(Exercise instructions) Repeat the data verbatim.

(Data)
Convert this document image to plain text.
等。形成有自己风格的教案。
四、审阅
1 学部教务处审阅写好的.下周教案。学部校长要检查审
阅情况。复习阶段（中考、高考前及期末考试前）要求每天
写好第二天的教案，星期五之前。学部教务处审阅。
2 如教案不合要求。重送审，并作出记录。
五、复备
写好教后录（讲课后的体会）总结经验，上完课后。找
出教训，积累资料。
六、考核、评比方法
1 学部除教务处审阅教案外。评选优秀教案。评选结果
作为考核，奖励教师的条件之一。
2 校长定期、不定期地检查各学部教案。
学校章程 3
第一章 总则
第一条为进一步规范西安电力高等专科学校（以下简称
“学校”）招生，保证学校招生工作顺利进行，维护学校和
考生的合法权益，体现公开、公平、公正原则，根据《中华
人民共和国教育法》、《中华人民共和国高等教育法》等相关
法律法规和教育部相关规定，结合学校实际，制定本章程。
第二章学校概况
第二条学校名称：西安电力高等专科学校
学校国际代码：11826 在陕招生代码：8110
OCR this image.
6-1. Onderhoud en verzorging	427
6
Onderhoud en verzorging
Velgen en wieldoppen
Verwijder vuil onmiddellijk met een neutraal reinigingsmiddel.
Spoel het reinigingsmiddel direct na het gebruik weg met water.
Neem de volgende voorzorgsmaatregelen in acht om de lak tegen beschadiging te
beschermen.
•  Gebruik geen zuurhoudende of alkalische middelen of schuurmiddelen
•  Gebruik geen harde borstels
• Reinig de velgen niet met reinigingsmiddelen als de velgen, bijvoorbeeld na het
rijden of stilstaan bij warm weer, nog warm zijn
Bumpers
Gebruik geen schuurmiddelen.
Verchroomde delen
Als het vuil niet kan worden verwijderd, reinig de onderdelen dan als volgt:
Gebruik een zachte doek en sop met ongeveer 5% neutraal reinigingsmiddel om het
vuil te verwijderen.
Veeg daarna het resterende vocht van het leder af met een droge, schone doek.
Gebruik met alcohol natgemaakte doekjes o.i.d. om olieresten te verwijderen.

(Written answer)
Convert this document image to plain text.
等。形成有自己风格的教案。
四、审阅
1 学部教务处审阅写好的.下周教案。学部校长要检查审
阅情况。复习阶段（中考、高考前及期末考试前）要求每天
写好第二天的教案，星期五之前。学部教务处审阅。
2 如教案不合要求。重送审，并作出记录。
五、复备
写好教后录（讲课后的体会）总结经验，上完课后。找
出教训，积累资料。
六、考核、评比方法
1 学部除教务处审阅教案外。评选优秀教案。评选结果
作为考核，奖励教师的条件之一。
2 校长定期、不定期地检查各学部教案。
学校章程 3
第一章 总则
第一条为进一步规范西安电力高等专科学校（以下简称
“学校”）招生，保证学校招生工作顺利进行，维护学校和
考生的合法权益，体现公开、公平、公正原则，根据《中华
人民共和国教育法》、《中华人民共和国高等教育法》等相关
法律法规和教育部相关规定，结合学校实际，制定本章程。
第二章学校概况
第二条学校名称：西安电力高等专科学校
学校国际代码：11826 在陕招生代码：8110
OCR this image.
6-1. Onderhoud en verzorging	427
6
Onderhoud en verzorging
Velgen en wieldoppen
Verwijder vuil onmiddellijk met een neutraal reinigingsmiddel.
Spoel het reinigingsmiddel direct na het gebruik weg met water.
Neem de volgende voorzorgsmaatregelen in acht om de lak tegen beschadiging te
beschermen.
•  Gebruik geen zuurhoudende of alkalische middelen of schuurmiddelen
•  Gebruik geen harde borstels
• Reinig de velgen niet met reinigingsmiddelen als de velgen, bijvoorbeeld na het
rijden of stilstaan bij warm weer, nog warm zijn
Bumpers
Gebruik geen schuurmiddelen.
Verchroomde delen
Als het vuil niet kan worden verwijderd, reinig de onderdelen dan als volgt:
Gebruik een zachte doek en sop met ongeveer 5% neutraal reinigingsmiddel om het
vuil te verwijderen.
Veeg daarna het resterende vocht van het leder af met een droge, schone doek.
Gebruik met alcohol natgemaakte doekjes o.i.d. om olieresten te verwijderen.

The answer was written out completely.